Provided passage
- Opening Delimiter -
WASHINGTON — The Washington State Attorney General announced a lawsuit against a software company and nine landlords for allegedly artificially inflating rental prices.
Attorney General Nick Brown held a press conference in Seattle Thursday morning about his latest lawsuit.
Brown claims that RealPage, a software company, colluded with nine landlords, which impacted around 800,000 renters across the region from 2017 to 2024.
“RealPage and landlords conspired to artificially raise rents for thousands of people in multi-family housing in Washington,” Brown said. “Washington needs a competitive market to help with our critical shortage of affordable multi-family housing. RealPage’s unfair practices are drowning renters and pricing more and more families out of stable houses in Washington.”
According to Brown’s lawsuit, landlords would share sensitive, non-public information to the software company, which would then feed into the firm’s algorithm that favors higher rental prices.
Brown said the company would tell landlords to keep prices high even if they had empty units.
“Every step of their pricing method favors setting rents at the very top of the market, artificially pushing that ceiling higher. That’s price fixing. It’s illegal and it hurts Washingtonians,” he said. “The company advises its client landlords to automatically accept the higher pricing recommendations. It tells landlords to keep prices high even when occupancy is down.”
The lawsuit lists RealPage, and nine local landlords as the defendants, including Greystar, Cushman & Wakefield/Pinncale, LivCor, LLC, UDR, Inc., Quarterra Multifamily Communities, LLC, LaSalle Properties, LLC, MG Properties, LLC, and Sares Regis Management Company, L.P.
KIRO 7 News reached out to landlords for their response. We’re still waiting to hear back as of Thursday.
The Attorney General said his office filed the lawsuit in King County Superior Court after pulling out of a federal lawsuit involving RealPage.
“We filed this case in state court because we believe that state law protects a greater number of Washingtonians and tenants than the federal case had,” he said.
Jennifer Bowcock, senior vice president of communications for RealPage, shared the following statement with us:
“Washington State AG Nick Brown decided to recycle misleading and inaccurate allegations from predecessor cases, despite our efforts to constructively engage with his Office to help resolve their misunderstandings. RealPage’s revenue management software is purposely designed and built to be legally compliant and has always used data legally and responsibly, and we have a long history of working constructively to show that.
RealPage’s revenue management software uses data responsibly, aids compliance with Fair Housing laws, rent control laws and state of emergency price gouging laws and does not use any personal or demographic data to generate rent price recommendations.
We believe the claims brought by Washington State AG Nick Brown are devoid of merit and will do nothing to make housing more affordable. Washington State should stop scapegoating pro-competitive technology, and we encourage Washington State’s public leaders to focus on meeting the greater demand for housing with more supply.
Washington State’s residents deserve real solutions to increase access to affordable housing.”
- Closing Delimiter -
Tasks to perform
[1] Duplicate the stretch of the RealPage lawsuit article from "Jennifer Bowcock, senior" through "to show that.".
[2] In the RealPage lawsuit article, in which court did the Attorney General's office file the lawsuit?

Excerpted records
- Opening Delimiter -
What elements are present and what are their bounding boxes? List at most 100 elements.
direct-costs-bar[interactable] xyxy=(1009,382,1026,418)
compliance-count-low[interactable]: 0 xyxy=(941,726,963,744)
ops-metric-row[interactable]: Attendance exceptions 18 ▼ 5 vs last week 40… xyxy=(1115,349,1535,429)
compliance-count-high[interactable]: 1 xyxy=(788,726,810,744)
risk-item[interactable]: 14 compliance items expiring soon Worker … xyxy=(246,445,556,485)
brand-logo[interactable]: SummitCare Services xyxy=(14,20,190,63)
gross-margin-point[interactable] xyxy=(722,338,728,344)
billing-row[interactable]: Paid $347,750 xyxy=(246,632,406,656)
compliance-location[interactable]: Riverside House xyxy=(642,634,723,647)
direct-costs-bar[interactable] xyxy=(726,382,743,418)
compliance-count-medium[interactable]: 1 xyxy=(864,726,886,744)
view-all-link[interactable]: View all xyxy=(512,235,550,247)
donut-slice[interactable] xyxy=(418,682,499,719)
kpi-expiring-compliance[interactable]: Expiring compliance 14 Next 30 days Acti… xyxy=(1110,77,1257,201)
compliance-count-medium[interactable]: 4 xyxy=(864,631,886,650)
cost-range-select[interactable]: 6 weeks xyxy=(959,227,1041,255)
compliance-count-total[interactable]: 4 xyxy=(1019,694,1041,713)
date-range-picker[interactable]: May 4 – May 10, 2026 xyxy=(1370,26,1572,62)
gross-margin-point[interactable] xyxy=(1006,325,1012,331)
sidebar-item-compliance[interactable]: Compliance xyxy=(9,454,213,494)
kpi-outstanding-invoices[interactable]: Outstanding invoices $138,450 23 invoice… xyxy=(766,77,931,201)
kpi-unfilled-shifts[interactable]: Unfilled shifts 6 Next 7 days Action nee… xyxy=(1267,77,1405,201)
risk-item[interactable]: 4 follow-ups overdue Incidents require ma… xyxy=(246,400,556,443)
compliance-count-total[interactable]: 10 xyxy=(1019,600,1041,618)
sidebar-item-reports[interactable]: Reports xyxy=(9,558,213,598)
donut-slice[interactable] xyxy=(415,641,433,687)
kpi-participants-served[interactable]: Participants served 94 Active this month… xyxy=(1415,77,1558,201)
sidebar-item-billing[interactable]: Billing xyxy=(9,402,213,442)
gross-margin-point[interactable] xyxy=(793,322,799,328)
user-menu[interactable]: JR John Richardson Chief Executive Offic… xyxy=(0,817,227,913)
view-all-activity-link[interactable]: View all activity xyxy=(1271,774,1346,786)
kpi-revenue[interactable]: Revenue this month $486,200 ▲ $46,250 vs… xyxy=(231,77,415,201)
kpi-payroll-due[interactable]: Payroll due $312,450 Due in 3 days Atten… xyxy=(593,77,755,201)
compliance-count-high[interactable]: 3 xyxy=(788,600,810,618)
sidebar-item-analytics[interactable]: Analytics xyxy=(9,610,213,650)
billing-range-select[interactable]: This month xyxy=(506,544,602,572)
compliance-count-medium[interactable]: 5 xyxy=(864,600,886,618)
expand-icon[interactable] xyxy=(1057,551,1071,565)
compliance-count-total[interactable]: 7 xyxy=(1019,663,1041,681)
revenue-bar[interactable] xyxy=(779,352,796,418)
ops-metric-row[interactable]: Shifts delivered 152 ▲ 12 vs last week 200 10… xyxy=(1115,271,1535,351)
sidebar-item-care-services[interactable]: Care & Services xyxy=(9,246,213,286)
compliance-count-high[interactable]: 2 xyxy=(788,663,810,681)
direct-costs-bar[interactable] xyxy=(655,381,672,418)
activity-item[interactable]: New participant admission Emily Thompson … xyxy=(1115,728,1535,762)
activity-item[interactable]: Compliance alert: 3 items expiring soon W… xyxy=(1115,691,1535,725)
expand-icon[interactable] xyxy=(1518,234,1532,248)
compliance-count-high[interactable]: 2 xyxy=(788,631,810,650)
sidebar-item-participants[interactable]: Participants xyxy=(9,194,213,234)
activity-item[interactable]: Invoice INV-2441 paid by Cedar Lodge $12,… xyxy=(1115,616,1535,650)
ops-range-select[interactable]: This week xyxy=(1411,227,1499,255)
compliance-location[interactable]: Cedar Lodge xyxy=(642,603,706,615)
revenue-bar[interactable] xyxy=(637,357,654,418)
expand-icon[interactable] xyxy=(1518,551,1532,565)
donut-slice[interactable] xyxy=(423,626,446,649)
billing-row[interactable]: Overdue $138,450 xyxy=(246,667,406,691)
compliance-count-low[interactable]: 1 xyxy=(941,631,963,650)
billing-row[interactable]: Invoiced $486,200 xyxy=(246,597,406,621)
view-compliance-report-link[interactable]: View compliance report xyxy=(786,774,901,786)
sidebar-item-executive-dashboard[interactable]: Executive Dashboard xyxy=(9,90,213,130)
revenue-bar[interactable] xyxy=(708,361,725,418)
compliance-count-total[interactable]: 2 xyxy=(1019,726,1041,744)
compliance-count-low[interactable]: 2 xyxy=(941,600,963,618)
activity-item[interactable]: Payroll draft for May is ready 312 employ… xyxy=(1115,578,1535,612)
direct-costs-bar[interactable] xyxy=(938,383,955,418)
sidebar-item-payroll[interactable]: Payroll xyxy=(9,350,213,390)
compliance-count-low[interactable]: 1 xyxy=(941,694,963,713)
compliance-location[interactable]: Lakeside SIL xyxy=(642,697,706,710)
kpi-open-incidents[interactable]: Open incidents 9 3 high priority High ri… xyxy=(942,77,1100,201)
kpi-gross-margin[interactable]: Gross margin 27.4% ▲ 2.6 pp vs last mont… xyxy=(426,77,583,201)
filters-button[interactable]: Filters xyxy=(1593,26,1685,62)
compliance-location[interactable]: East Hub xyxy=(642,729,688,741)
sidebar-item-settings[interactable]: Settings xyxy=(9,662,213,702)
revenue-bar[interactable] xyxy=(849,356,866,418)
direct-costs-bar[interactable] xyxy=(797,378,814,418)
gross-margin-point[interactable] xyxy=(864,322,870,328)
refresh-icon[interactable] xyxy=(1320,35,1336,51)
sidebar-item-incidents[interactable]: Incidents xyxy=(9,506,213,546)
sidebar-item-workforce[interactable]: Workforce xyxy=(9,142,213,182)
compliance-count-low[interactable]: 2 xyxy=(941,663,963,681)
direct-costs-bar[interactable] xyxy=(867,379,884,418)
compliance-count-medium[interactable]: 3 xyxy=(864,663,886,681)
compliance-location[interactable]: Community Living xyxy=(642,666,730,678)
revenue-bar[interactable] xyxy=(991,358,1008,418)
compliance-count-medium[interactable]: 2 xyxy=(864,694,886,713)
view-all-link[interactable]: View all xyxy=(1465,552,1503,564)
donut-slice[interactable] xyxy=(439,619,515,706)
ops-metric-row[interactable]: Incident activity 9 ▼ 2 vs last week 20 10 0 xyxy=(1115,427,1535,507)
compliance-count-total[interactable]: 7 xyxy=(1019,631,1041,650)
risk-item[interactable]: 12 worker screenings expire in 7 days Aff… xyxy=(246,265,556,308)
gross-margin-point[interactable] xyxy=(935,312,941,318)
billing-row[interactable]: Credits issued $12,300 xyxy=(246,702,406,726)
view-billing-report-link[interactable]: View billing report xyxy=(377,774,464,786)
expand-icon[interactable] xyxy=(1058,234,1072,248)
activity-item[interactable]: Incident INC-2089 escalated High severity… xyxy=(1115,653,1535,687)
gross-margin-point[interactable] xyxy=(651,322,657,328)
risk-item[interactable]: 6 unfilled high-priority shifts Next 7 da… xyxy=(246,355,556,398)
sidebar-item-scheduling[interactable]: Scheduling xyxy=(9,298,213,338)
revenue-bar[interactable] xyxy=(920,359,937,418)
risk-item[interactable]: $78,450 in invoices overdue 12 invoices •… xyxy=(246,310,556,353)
- Closing Delimiter -
Solutions for each task
[1]
Jennifer Bowcock, senior vice president of communications for RealPage, shared the following statement with us:
“Washington State AG Nick Brown decided to recycle misleading and inaccurate allegations from predecessor cases, despite our efforts to constructively engage with his Office to help resolve their misunderstandings. RealPage’s revenue management software is purposely designed and built to be legally compliant and has always used data legally and responsibly, and we have a long history of working constructively to show that.

[2] King County Superior Court